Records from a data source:
⁂

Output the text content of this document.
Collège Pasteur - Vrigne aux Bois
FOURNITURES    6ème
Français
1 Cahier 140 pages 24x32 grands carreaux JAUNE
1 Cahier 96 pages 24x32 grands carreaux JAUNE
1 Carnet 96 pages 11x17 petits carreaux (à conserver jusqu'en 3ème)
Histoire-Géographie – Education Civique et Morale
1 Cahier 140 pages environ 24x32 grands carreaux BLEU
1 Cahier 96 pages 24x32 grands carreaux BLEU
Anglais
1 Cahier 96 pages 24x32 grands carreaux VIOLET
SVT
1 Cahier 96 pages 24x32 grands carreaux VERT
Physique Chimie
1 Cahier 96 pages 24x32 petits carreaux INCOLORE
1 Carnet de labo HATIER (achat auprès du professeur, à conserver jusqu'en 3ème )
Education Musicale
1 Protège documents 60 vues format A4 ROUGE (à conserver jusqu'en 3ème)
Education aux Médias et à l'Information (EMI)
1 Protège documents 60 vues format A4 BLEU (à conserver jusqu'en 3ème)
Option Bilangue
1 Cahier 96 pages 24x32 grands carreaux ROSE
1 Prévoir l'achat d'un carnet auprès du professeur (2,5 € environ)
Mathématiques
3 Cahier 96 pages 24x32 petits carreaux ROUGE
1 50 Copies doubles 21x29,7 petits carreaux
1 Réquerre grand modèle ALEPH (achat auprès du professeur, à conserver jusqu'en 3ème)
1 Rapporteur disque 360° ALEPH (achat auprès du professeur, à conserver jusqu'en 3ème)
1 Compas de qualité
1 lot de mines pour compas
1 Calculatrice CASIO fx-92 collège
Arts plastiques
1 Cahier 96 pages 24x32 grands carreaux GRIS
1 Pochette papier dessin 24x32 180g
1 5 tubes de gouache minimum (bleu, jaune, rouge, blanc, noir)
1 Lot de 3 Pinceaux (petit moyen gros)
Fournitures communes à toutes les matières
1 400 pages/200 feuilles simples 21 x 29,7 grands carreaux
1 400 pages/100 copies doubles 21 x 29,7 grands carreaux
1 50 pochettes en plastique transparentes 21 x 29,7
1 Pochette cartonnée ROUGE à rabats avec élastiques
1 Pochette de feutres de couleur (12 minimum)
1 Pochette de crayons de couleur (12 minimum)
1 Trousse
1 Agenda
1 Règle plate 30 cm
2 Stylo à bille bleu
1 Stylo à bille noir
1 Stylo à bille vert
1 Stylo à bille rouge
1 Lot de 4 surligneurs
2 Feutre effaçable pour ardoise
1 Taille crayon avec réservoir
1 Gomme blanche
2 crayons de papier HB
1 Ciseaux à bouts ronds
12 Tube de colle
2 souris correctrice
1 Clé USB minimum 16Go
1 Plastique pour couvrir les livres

⁂

[TASK]
Copy out each line in the listing that has the word "ALEPH".

[FULL OUTPUT]
1 Réquerre grand modèle ALEPH (achat auprès du professeur, à conserver jusqu'en 3ème)
1 Rapporteur disque 360° ALEPH (achat auprès du professeur, à conserver jusqu'en 3ème)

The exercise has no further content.